→ **Problem to work on**
Keep only the lines of the listing that include the word "EPSG", and copy them.

[A block of data]

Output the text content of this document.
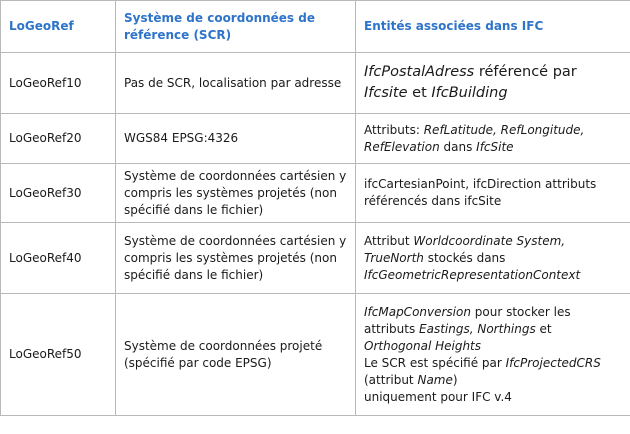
LoGeoRef	Système de coordonnées de référence (SCR)	Entités associées dans IFC
LoGeoRef10	Pas de SCR, localisation par adresse	IfcPostalAdress référencé par Ifcsite et IfcBuilding
LoGeoRef20	WGS84 EPSG:4326	Attributs: RefLatitude, RefLongitude, RefElevation dans IfcSite
LoGeoRef30	Système de coordonnées cartésien y compris les systèmes projetés (non spécifié dans le fichier)	ifcCartesianPoint, ifcDirection attributs référencés dans ifcSite
LoGeoRef40	Système de coordonnées cartésien y compris les systèmes projetés (non spécifié dans le fichier)	Attribut Worldcoordinate System, TrueNorth stockés dans IfcGeometricRepresentationContext
LoGeoRef50	Système de coordonnées projeté (spécifié par code EPSG)	IfcMapConversion pour stocker les attributs Eastings, Northings et Orthogonal Heights
Le SCR est spécifié par IfcProjectedCRS
(attribut Name)
uniquement pour IFC v.4
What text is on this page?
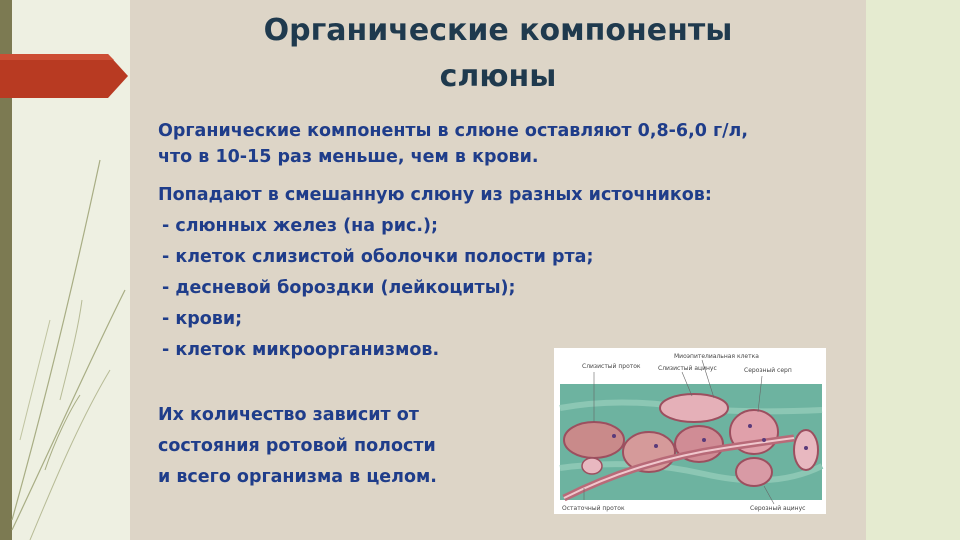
Органические компоненты
слюны

Органические компоненты в слюне оставляют 0,8-6,0 г/л,
что в 10-15 раз меньше, чем в крови.

Попадают в смешанную слюну из разных источников:

- слюнных желез (на рис.);

- клеток слизистой оболочки полости рта;

- десневой бороздки (лейкоциты);

- крови;

- клеток микроорганизмов.

Их количество зависит от

состояния ротовой полости

и всего организма в целом.

Слизистый проток
Миоэпителиальная клетка
Слизистый ацинус	Серозный серп
Остаточный проток	Серозный ацинус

→ **Correct answer**
LoGeoRef20	WGS84 EPSG:4326	Attributs: RefLatitude, RefLongitude, RefElevation dans IfcSite
LoGeoRef50	Système de coordonnées projeté (spécifié par code EPSG)	IfcMapConversion pour stocker les attributs Eastings, Northings et Orthogonal Heights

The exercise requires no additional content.